## [Task description]
Pick every line with "Brings" from the material below.

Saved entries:
/---
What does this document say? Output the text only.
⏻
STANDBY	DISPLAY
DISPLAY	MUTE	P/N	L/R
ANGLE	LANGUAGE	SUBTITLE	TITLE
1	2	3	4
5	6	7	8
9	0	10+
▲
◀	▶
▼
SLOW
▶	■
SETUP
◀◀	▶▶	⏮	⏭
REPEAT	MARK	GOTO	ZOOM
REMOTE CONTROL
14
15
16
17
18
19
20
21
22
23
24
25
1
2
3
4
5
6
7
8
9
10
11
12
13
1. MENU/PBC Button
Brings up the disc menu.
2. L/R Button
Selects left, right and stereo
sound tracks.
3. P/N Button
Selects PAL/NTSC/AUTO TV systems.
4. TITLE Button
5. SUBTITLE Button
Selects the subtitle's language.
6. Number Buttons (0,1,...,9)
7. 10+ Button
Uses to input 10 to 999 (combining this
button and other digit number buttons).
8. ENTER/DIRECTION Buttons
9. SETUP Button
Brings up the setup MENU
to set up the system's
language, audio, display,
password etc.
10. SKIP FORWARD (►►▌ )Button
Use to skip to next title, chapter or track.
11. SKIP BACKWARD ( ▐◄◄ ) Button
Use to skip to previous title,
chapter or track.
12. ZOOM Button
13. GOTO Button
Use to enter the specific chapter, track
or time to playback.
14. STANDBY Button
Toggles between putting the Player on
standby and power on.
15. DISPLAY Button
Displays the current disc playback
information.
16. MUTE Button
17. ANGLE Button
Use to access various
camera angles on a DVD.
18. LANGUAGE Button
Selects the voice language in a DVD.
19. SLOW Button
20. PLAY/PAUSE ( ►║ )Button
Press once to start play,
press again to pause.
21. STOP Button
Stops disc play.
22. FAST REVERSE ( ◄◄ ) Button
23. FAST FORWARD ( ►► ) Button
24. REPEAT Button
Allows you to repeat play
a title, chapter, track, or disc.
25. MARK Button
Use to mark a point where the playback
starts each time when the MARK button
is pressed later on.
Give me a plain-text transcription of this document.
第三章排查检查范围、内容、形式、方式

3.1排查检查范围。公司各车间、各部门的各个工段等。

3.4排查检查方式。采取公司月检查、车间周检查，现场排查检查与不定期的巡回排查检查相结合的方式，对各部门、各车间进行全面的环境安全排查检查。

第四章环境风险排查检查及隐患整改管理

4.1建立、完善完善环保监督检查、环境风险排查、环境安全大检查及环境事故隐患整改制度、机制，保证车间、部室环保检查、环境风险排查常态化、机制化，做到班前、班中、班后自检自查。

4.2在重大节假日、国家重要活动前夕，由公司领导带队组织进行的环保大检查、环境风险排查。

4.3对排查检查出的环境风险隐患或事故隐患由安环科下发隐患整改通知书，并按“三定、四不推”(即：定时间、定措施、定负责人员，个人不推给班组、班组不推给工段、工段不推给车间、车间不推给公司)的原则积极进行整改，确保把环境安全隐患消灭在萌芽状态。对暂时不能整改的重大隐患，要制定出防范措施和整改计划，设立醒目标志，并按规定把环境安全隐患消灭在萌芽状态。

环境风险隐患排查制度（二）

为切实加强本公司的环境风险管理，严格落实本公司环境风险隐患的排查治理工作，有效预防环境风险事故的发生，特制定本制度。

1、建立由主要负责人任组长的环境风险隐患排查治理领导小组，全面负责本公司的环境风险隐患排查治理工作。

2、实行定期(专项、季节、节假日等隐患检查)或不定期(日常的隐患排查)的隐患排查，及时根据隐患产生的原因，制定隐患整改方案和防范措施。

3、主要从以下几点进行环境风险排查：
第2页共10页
\---
## [Solution to this problem]
Brings up the disc menu.
Brings up the setup MENU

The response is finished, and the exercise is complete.